### TASK GOAL
Which lines in the records below contain the word "Give"? Copy each of them in full.

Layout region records
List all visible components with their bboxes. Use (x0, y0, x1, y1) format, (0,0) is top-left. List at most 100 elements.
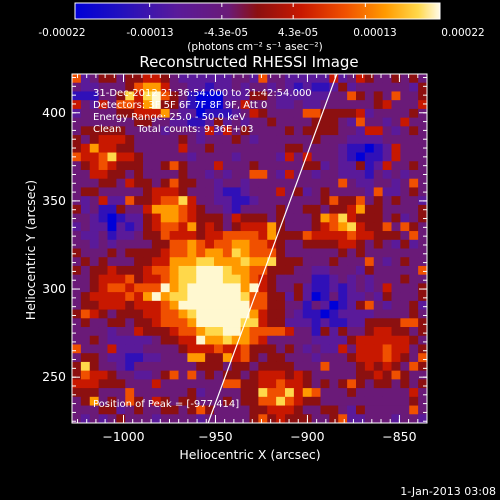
heatmap-cell (320, 318, 330, 328)
heatmap-cell (320, 274, 330, 284)
heatmap-cell (222, 292, 233, 302)
heatmap-cell (391, 327, 401, 337)
heatmap-cell (214, 388, 224, 398)
heatmap-cell (338, 370, 348, 380)
heatmap-cell (409, 300, 419, 310)
heatmap-cell (418, 396, 427, 406)
heatmap-cell (160, 274, 171, 284)
heatmap-cell (338, 100, 348, 110)
heatmap-cell (320, 231, 330, 241)
heatmap-cell (240, 396, 250, 406)
heatmap-cell (160, 327, 171, 337)
heatmap-cell (125, 231, 135, 241)
heatmap-cell (293, 152, 304, 162)
heatmap-cell (116, 309, 126, 319)
heatmap-cell (409, 405, 419, 415)
heatmap-cell (231, 178, 242, 188)
heatmap-cell (249, 300, 259, 310)
heatmap-cell (125, 161, 135, 171)
heatmap-cell (107, 292, 117, 302)
heatmap-cell (400, 222, 410, 232)
heatmap-cell (373, 396, 384, 406)
heatmap-cell (187, 222, 197, 232)
heatmap-cell (418, 414, 427, 423)
heatmap-cell (151, 169, 162, 180)
heatmap-cell (285, 117, 295, 127)
heatmap-cell (205, 169, 215, 180)
heatmap-cell (187, 344, 197, 354)
heatmap-cell (143, 257, 153, 267)
heatmap-cell (196, 388, 206, 398)
heatmap-cell (391, 353, 401, 363)
heatmap-cell (196, 126, 206, 136)
heatmap-cell (143, 82, 153, 92)
heatmap-cell (320, 257, 330, 267)
heatmap-cell (391, 135, 401, 145)
heatmap-cell (214, 283, 224, 293)
heatmap-cell (400, 361, 410, 372)
heatmap-cell (196, 213, 206, 223)
heatmap-cell (276, 178, 286, 188)
heatmap-cell (169, 91, 179, 101)
heatmap-cell (364, 388, 375, 398)
heatmap-cell (187, 414, 197, 423)
heatmap-cell (418, 248, 427, 258)
heatmap-cell (302, 309, 313, 319)
heatmap-cell (258, 231, 268, 241)
heatmap-cell (311, 300, 321, 310)
heatmap-cell (72, 274, 82, 284)
heatmap-cell (160, 309, 171, 319)
heatmap-cell (249, 161, 259, 171)
heatmap-cell (302, 379, 313, 389)
heatmap-cell (329, 344, 339, 354)
heatmap-cell (285, 300, 295, 310)
heatmap-cell (418, 222, 427, 232)
heatmap-cell (285, 292, 295, 302)
colorbar: -0.00022 -0.00013 -4.3e-05 4.3e-05 0.000… (38, 2, 485, 53)
heatmap-cell (329, 318, 339, 328)
heatmap-cell (196, 361, 206, 372)
heatmap-cell (267, 82, 277, 92)
heatmap-cell (293, 353, 304, 363)
heatmap-cell (196, 100, 206, 110)
heatmap-cell (222, 405, 233, 415)
heatmap-cell (267, 265, 277, 276)
heatmap-cell (116, 335, 126, 345)
heatmap-cell (338, 379, 348, 389)
heatmap-cell (356, 361, 366, 372)
heatmap-cell (116, 274, 126, 284)
heatmap-cell (80, 292, 91, 302)
heatmap-cell (400, 161, 410, 171)
heatmap-cell (98, 292, 108, 302)
heatmap-cell (98, 344, 108, 354)
heatmap-cell (276, 353, 286, 363)
heatmap-cell (293, 169, 304, 180)
heatmap-cell (125, 196, 135, 206)
heatmap-cell (356, 405, 366, 415)
heatmap-cell (329, 222, 339, 232)
heatmap-cell (329, 335, 339, 345)
heatmap-cell (178, 405, 188, 415)
heatmap-cell (364, 239, 375, 249)
heatmap-cell (231, 283, 242, 293)
heatmap-cell (214, 126, 224, 136)
heatmap-cell (205, 204, 215, 215)
heatmap-cell (338, 213, 348, 223)
y-tick-label: 250 (42, 369, 66, 384)
heatmap-cell (302, 135, 313, 145)
heatmap-cell (347, 126, 357, 136)
heatmap-cell (80, 100, 91, 110)
heatmap-cell (143, 231, 153, 241)
heatmap-cell (160, 100, 171, 110)
heatmap-cell (72, 405, 82, 415)
heatmap-cell (285, 361, 295, 372)
heatmap-cell (418, 283, 427, 293)
heatmap-cell (356, 292, 366, 302)
heatmap-cell (169, 222, 179, 232)
heatmap-cell (231, 309, 242, 319)
heatmap-cell (364, 187, 375, 197)
heatmap-cell (311, 239, 321, 249)
heatmap-cell (258, 283, 268, 293)
heatmap-cell (134, 178, 144, 188)
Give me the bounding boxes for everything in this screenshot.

### RESULT OF THE EXERCISE
Give me the bounding boxes for everything in this screenshot.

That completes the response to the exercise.